» Source excerpt:
>> START

Write your claim in the organizer. Are there differences in how the medium affects you, are there similarities, or are there both similarities and differences? What is your opinion?
Part 2:

Below the organizer, write a paragraph comparing and contrasting the text medium and the audio medium of “The Tell-Tale Heart,” analyzing how the pace, character, and mood varied within each medium and how these differences affected you. Use the ideas from your organizer to write your paragraph.
Include all parts:
Part one: Introduction sentence—Write the title, author, and your claim.
Part two: Body—Write about how the pace, character, and mood affected you in each medium.
Part three: Conclusion sentence—Restate your ideas about your claim.

Respuesta :

Uh sorry but I have the answers to the worksheet so I hope this helps too. :D

The Tell Tale Heart

By: Edgar Allen Poe

Claim: The storyteller believes that he is not crazy although he is.

>> END

» Set task A:
Answer these questions from the Tell-Tale Heart worksheet excerpt:
(i) Which three things should the paragraph analyze in each medium?
(ii) What should the introduction sentence include?
(iii) What claim is written after "By: Edgar Allen Poe"?
» Set task B: Revise part of the Tell-Tale Heart worksheet excerpt. Begin at the words "Part two: Body—Write" and stop after "although he is.", replacing "Conclusion sentence" with "Closing sentence".
» Set task C: Pick up the Tell-Tale Heart worksheet excerpt after its last line and keep writing.

» Recorded information:
>> START

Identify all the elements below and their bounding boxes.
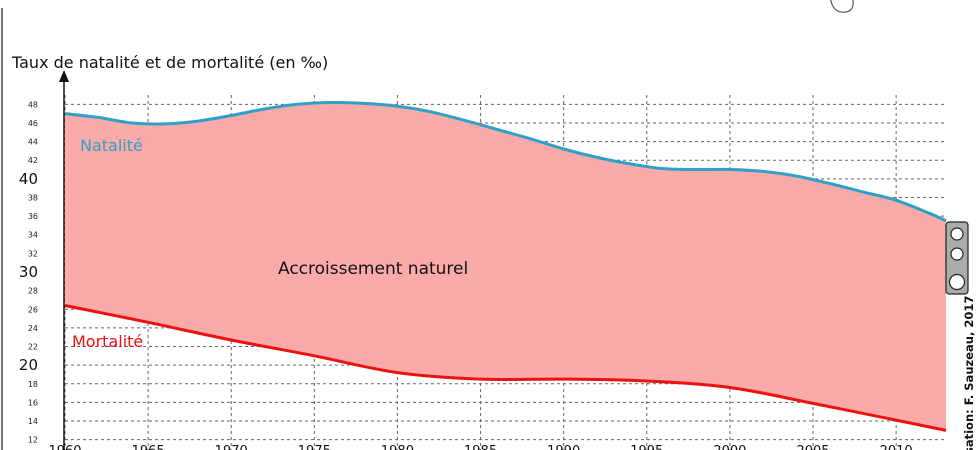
natural-increase-area — [65, 102, 946, 431]
x-tick-label: 1990 — [547, 444, 580, 450]
y-axis-arrow-icon — [59, 70, 69, 82]
cc-icon — [948, 273, 966, 291]
x-tick-label: 1960 — [48, 444, 81, 450]
y-tick-label: 22 — [28, 343, 38, 352]
y-tick-label: 16 — [28, 398, 38, 407]
nc-icon — [950, 227, 964, 241]
annotation-natural-increase: Accroissement naturel — [278, 259, 468, 279]
series-line-natalite — [64, 100, 947, 223]
y-tick-label: 34 — [28, 231, 38, 240]
y-tick-label: 32 — [28, 249, 38, 258]
credit-text: sation: F. Sauzeau, 2017 — [962, 296, 976, 450]
x-tick-label: 2005 — [796, 444, 829, 450]
x-tick-label: 1975 — [298, 444, 331, 450]
by-icon — [950, 247, 964, 261]
y-tick-label: 46 — [28, 119, 38, 128]
y-tick-label: 28 — [28, 287, 38, 296]
y-tick-label: 24 — [28, 324, 38, 333]
chart-title: Taux de natalité et de mortalité (en ‰) — [11, 53, 328, 72]
y-tick-label-major: 30 — [19, 263, 38, 281]
y-tick-label: 18 — [28, 380, 38, 389]
series-label-natalite: Natalité — [80, 136, 143, 155]
y-tick-label: 44 — [28, 138, 38, 147]
y-tick-label: 14 — [28, 417, 38, 426]
x-tick-labels: 1960 1965 1970 1975 1980 1985 1990 1995 2000 2005… — [48, 444, 912, 450]
x-tick-label: 1980 — [381, 444, 414, 450]
y-tick-label-major: 20 — [19, 356, 38, 374]
x-tick-label: 1970 — [215, 444, 248, 450]
series-lines — [64, 100, 947, 432]
x-tick-label: 1995 — [630, 444, 663, 450]
y-tick-label-major: 40 — [19, 170, 38, 188]
x-tick-label: 1965 — [132, 444, 165, 450]
y-tick-labels: 12 14 16 18 22 24 26 28 32 34 36 38 42 44 46 48 20 30 40 — [19, 100, 38, 444]
axes — [59, 70, 69, 450]
y-tick-label: 38 — [28, 193, 38, 202]
y-tick-label: 48 — [28, 100, 38, 109]
y-tick-label: 36 — [28, 212, 38, 221]
x-tick-label: 2000 — [713, 444, 746, 450]
y-tick-label: 42 — [28, 156, 38, 165]
cc-license-badge — [945, 221, 969, 295]
series-line-mortalite — [64, 304, 947, 432]
x-tick-label: 1985 — [464, 444, 497, 450]
series-label-mortalite: Mortalité — [72, 332, 143, 351]
y-tick-label: 26 — [28, 305, 38, 314]
x-tick-label: 2010 — [880, 444, 913, 450]
logo-fragment — [830, 0, 854, 13]
y-tick-label: 12 — [28, 436, 38, 445]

>> END

» Exercise result A:
(i) The pace, character, and mood.
(ii) The title, the author, and your claim.
(iii) The storyteller believes that he is not crazy although he is.

» Exercise result B:
Part two: Body—Write about how the pace, character, and mood affected you in each medium.
Part three: Closing sentence—Restate your ideas about your claim.

Respuesta :

Uh sorry but I have the answers to the worksheet so I hope this helps too. :D

The Tell Tale Heart

By: Edgar Allen Poe

Claim: The storyteller believes that he is not crazy although he is.

» Exercise result C:
From the beginning the narrator was attempting to convince the reader that he was not crazy although he was bothered over his neighbors eye. The pace of the story-line began from the narrator admitting how he had a bad feeling whenever the old man's vulture eye looked at the narrator but didn't think that the narrator was crazy over it. Soon enough throughout the story the narrator was driven crazy over the vulture looking eye from the old man and decided to kill the old man. Although from the readers perspective it seems too look like the narrator was crazy, the narrator did not think so. The narrator had planned very meticulously over the thought of killing to old man and acted out on it. Once the deed was done, the police came by to check because a neighbor reported suspicious activity by the old man's home. The narrator let the police in the house to search it and the narrator had explained how the old man was gone to visit a friend out in the country and the police believed him. But the narrator's guilt got to him and put him on edge. He behaved more and more suspicious and finally let a cry out of admitting to killing the man because the narrator thought the policemen were on to him. The way that the mood affected me was that the narrator had begun to admit that he was a normal person, perfectly fine. But once the narrator put out the exposition it started to give out the expression that he was crazy and him denying that he wasn't crazy made the narrator even more suspicious. To conclude my claim, I see that narrator is genuinely crazy and that even though he convinced his own self and attempted to prove the reader he wasn't crazy, in the end he was.